[start Provided records]

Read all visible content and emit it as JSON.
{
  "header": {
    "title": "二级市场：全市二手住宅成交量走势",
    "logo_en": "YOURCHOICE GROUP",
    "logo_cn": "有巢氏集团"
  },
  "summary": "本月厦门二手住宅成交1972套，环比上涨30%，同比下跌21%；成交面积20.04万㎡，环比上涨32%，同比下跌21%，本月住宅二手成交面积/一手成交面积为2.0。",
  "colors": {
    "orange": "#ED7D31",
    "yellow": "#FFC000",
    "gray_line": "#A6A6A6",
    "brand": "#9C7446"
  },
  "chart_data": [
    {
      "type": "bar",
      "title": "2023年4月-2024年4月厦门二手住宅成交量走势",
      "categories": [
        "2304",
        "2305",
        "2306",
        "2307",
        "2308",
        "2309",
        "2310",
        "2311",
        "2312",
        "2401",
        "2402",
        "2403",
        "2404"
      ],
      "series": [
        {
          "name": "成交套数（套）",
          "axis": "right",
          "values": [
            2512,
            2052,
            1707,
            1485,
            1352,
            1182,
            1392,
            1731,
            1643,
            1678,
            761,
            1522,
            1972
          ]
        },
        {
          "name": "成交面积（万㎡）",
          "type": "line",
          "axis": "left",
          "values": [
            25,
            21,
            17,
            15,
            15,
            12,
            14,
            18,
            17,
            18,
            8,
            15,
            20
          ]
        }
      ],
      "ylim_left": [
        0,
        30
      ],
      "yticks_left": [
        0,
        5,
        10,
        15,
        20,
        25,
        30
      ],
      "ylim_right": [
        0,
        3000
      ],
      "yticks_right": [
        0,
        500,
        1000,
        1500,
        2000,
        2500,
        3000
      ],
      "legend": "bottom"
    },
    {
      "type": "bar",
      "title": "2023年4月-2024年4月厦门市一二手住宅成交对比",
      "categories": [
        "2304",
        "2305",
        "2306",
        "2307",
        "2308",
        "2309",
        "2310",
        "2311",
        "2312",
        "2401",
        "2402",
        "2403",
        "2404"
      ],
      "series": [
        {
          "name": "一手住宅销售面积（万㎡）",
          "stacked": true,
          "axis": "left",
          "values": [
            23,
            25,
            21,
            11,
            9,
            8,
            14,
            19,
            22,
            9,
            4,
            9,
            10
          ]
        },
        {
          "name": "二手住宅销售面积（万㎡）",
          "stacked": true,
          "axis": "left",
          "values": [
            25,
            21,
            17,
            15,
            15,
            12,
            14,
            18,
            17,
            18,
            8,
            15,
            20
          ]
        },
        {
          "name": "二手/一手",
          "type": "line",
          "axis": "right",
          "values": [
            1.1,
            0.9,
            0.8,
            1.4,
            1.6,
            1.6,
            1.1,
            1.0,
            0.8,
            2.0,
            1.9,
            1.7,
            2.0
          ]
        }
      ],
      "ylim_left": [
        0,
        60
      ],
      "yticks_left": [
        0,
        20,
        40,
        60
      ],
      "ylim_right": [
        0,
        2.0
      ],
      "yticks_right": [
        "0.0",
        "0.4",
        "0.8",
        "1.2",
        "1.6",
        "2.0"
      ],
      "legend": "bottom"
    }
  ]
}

[end Provided records]

§ **What is required**
Please output the entries above, every line exactly as it reads.

§ **Expected answer**
Read all visible content and emit it as JSON.
{
  "header": {
    "title": "二级市场：全市二手住宅成交量走势",
    "logo_en": "YOURCHOICE GROUP",
    "logo_cn": "有巢氏集团"
  },
  "summary": "本月厦门二手住宅成交1972套，环比上涨30%，同比下跌21%；成交面积20.04万㎡，环比上涨32%，同比下跌21%，本月住宅二手成交面积/一手成交面积为2.0。",
  "colors": {
    "orange": "#ED7D31",
    "yellow": "#FFC000",
    "gray_line": "#A6A6A6",
    "brand": "#9C7446"
  },
  "chart_data": [
    {
      "type": "bar",
      "title": "2023年4月-2024年4月厦门二手住宅成交量走势",
      "categories": [
        "2304",
        "2305",
        "2306",
        "2307",
        "2308",
        "2309",
        "2310",
        "2311",
        "2312",
        "2401",
        "2402",
        "2403",
        "2404"
      ],
      "series": [
        {
          "name": "成交套数（套）",
          "axis": "right",
          "values": [
            2512,
            2052,
            1707,
            1485,
            1352,
            1182,
            1392,
            1731,
            1643,
            1678,
            761,
            1522,
            1972
          ]
        },
        {
          "name": "成交面积（万㎡）",
          "type": "line",
          "axis": "left",
          "values": [
            25,
            21,
            17,
            15,
            15,
            12,
            14,
            18,
            17,
            18,
            8,
            15,
            20
          ]
        }
      ],
      "ylim_left": [
        0,
        30
      ],
      "yticks_left": [
        0,
        5,
        10,
        15,
        20,
        25,
        30
      ],
      "ylim_right": [
        0,
        3000
      ],
      "yticks_right": [
        0,
        500,
        1000,
        1500,
        2000,
        2500,
        3000
      ],
      "legend": "bottom"
    },
    {
      "type": "bar",
      "title": "2023年4月-2024年4月厦门市一二手住宅成交对比",
      "categories": [
        "2304",
        "2305",
        "2306",
        "2307",
        "2308",
        "2309",
        "2310",
        "2311",
        "2312",
        "2401",
        "2402",
        "2403",
        "2404"
      ],
      "series": [
        {
          "name": "一手住宅销售面积（万㎡）",
          "stacked": true,
          "axis": "left",
          "values": [
            23,
            25,
            21,
            11,
            9,
            8,
            14,
            19,
            22,
            9,
            4,
            9,
            10
          ]
        },
        {
          "name": "二手住宅销售面积（万㎡）",
          "stacked": true,
          "axis": "left",
          "values": [
            25,
            21,
            17,
            15,
            15,
            12,
            14,
            18,
            17,
            18,
            8,
            15,
            20
          ]
        },
        {
          "name": "二手/一手",
          "type": "line",
          "axis": "right",
          "values": [
            1.1,
            0.9,
            0.8,
            1.4,
            1.6,
            1.6,
            1.1,
            1.0,
            0.8,
            2.0,
            1.9,
            1.7,
            2.0
          ]
        }
      ],
      "ylim_left": [
        0,
        60
      ],
      "yticks_left": [
        0,
        20,
        40,
        60
      ],
      "ylim_right": [
        0,
        2.0
      ],
      "yticks_right": [
        "0.0",
        "0.4",
        "0.8",
        "1.2",
        "1.6",
        "2.0"
      ],
      "legend": "bottom"
    }
  ]
}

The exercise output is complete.